EXCERPTED DATA>
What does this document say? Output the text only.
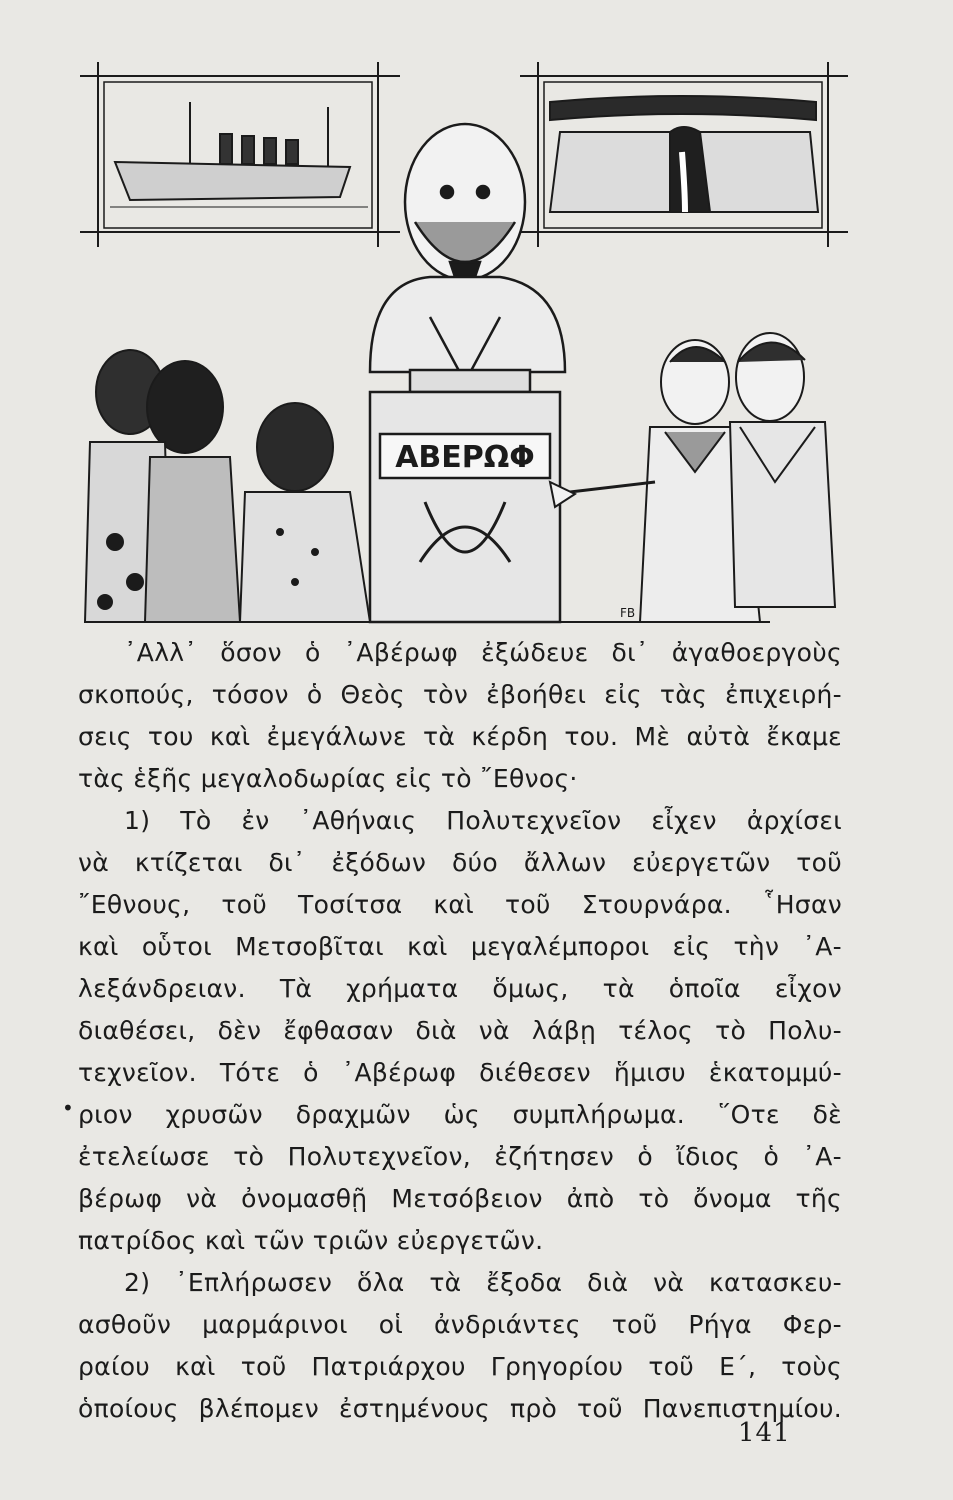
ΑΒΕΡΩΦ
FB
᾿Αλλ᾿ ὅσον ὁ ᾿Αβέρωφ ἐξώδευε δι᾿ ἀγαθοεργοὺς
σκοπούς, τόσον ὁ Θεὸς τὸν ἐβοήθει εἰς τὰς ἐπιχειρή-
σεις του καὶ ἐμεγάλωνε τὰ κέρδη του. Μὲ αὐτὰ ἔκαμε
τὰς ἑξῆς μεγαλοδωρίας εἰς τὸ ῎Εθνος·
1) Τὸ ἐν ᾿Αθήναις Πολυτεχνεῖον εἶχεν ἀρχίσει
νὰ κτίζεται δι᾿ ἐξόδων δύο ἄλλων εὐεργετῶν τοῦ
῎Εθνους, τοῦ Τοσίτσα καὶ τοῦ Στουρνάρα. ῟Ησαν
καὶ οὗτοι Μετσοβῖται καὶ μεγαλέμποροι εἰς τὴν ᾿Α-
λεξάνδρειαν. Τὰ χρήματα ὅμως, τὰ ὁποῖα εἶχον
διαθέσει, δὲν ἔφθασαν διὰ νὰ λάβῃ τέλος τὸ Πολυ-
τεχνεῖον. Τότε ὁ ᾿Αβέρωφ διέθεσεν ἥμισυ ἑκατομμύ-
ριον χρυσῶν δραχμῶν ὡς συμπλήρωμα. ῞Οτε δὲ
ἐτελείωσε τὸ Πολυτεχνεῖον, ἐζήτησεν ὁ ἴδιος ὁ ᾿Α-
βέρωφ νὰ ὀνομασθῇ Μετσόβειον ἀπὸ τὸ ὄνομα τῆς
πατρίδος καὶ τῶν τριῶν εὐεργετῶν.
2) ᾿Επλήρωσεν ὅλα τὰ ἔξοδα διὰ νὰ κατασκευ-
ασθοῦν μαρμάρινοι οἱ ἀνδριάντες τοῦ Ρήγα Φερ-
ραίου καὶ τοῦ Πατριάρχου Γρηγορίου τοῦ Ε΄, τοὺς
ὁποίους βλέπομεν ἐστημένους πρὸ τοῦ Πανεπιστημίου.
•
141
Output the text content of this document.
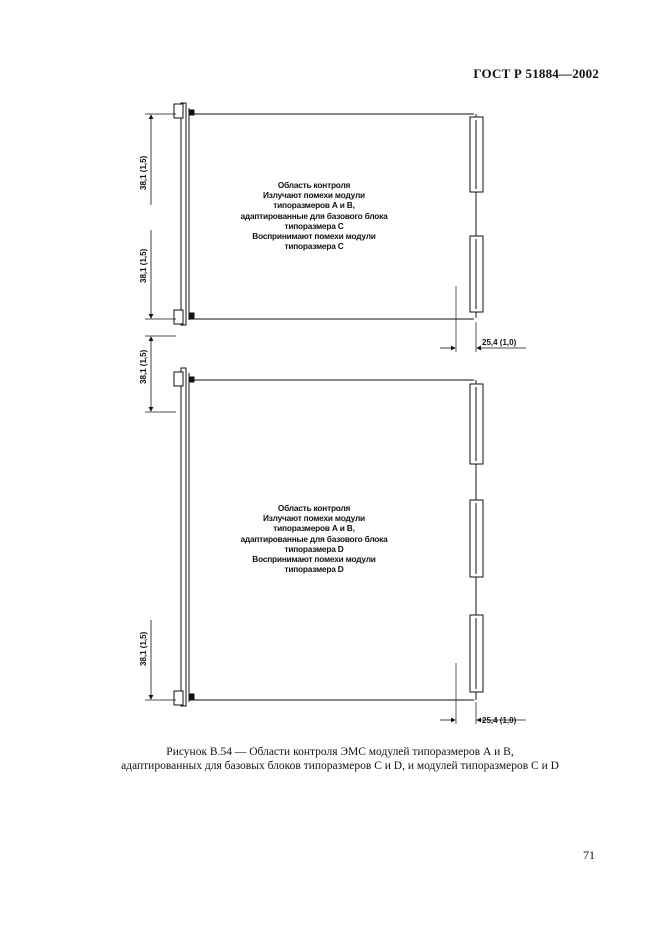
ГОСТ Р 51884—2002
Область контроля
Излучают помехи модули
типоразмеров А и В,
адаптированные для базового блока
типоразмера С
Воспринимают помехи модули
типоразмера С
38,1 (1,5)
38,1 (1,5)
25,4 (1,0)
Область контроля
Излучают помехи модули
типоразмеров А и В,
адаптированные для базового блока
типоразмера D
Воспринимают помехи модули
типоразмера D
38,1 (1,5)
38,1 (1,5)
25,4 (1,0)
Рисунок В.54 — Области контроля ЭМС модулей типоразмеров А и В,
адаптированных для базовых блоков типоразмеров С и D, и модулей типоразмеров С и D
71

WRITTEN TASK> Where a line holds the string "Πολυτεχνεῖον", copy that line.

SOLUTION>
1) Τὸ ἐν ᾿Αθήναις Πολυτεχνεῖον εἶχεν ἀρχίσει
ἐτελείωσε τὸ Πολυτεχνεῖον, ἐζήτησεν ὁ ἴδιος ὁ ᾿Α-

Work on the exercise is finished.